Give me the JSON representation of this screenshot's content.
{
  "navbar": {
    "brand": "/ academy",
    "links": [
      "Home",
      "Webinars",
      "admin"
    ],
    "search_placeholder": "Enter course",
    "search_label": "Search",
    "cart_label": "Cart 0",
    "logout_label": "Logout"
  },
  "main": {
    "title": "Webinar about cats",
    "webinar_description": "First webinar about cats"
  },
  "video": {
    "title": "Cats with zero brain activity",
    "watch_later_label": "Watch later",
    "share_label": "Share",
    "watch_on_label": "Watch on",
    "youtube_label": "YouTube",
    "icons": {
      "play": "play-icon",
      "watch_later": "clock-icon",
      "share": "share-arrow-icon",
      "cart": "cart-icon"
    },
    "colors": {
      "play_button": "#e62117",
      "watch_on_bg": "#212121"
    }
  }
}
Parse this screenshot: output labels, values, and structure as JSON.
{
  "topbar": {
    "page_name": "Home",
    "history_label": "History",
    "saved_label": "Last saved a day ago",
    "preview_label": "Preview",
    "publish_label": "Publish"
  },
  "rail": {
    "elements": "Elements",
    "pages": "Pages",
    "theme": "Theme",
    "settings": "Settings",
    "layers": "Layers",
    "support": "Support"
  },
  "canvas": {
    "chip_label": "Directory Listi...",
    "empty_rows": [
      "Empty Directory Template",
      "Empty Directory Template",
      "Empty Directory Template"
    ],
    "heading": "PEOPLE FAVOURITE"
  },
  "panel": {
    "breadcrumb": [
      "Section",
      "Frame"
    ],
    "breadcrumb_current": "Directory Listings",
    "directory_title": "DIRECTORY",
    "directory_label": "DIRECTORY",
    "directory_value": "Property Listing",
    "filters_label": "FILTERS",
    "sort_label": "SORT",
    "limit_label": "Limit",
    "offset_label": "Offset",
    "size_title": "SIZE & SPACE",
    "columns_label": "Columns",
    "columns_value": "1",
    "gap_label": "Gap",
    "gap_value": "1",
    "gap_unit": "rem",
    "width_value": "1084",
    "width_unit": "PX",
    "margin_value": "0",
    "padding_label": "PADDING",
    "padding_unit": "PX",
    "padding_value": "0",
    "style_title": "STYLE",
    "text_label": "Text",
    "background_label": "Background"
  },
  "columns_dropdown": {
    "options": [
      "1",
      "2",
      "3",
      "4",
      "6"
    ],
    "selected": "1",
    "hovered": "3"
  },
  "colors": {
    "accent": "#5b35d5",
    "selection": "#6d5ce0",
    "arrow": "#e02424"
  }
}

> **EXERCISE TASK**
Retype the data exactly as given.

> **ANSWER BELOW**
Give me the JSON representation of this screenshot's content.
{
  "navbar": {
    "brand": "/ academy",
    "links": [
      "Home",
      "Webinars",
      "admin"
    ],
    "search_placeholder": "Enter course",
    "search_label": "Search",
    "cart_label": "Cart 0",
    "logout_label": "Logout"
  },
  "main": {
    "title": "Webinar about cats",
    "webinar_description": "First webinar about cats"
  },
  "video": {
    "title": "Cats with zero brain activity",
    "watch_later_label": "Watch later",
    "share_label": "Share",
    "watch_on_label": "Watch on",
    "youtube_label": "YouTube",
    "icons": {
      "play": "play-icon",
      "watch_later": "clock-icon",
      "share": "share-arrow-icon",
      "cart": "cart-icon"
    },
    "colors": {
      "play_button": "#e62117",
      "watch_on_bg": "#212121"
    }
  }
}
Parse this screenshot: output labels, values, and structure as JSON.
{
  "topbar": {
    "page_name": "Home",
    "history_label": "History",
    "saved_label": "Last saved a day ago",
    "preview_label": "Preview",
    "publish_label": "Publish"
  },
  "rail": {
    "elements": "Elements",
    "pages": "Pages",
    "theme": "Theme",
    "settings": "Settings",
    "layers": "Layers",
    "support": "Support"
  },
  "canvas": {
    "chip_label": "Directory Listi...",
    "empty_rows": [
      "Empty Directory Template",
      "Empty Directory Template",
      "Empty Directory Template"
    ],
    "heading": "PEOPLE FAVOURITE"
  },
  "panel": {
    "breadcrumb": [
      "Section",
      "Frame"
    ],
    "breadcrumb_current": "Directory Listings",
    "directory_title": "DIRECTORY",
    "directory_label": "DIRECTORY",
    "directory_value": "Property Listing",
    "filters_label": "FILTERS",
    "sort_label": "SORT",
    "limit_label": "Limit",
    "offset_label": "Offset",
    "size_title": "SIZE & SPACE",
    "columns_label": "Columns",
    "columns_value": "1",
    "gap_label": "Gap",
    "gap_value": "1",
    "gap_unit": "rem",
    "width_value": "1084",
    "width_unit": "PX",
    "margin_value": "0",
    "padding_label": "PADDING",
    "padding_unit": "PX",
    "padding_value": "0",
    "style_title": "STYLE",
    "text_label": "Text",
    "background_label": "Background"
  },
  "columns_dropdown": {
    "options": [
      "1",
      "2",
      "3",
      "4",
      "6"
    ],
    "selected": "1",
    "hovered": "3"
  },
  "colors": {
    "accent": "#5b35d5",
    "selection": "#6d5ce0",
    "arrow": "#e02424"
  }
}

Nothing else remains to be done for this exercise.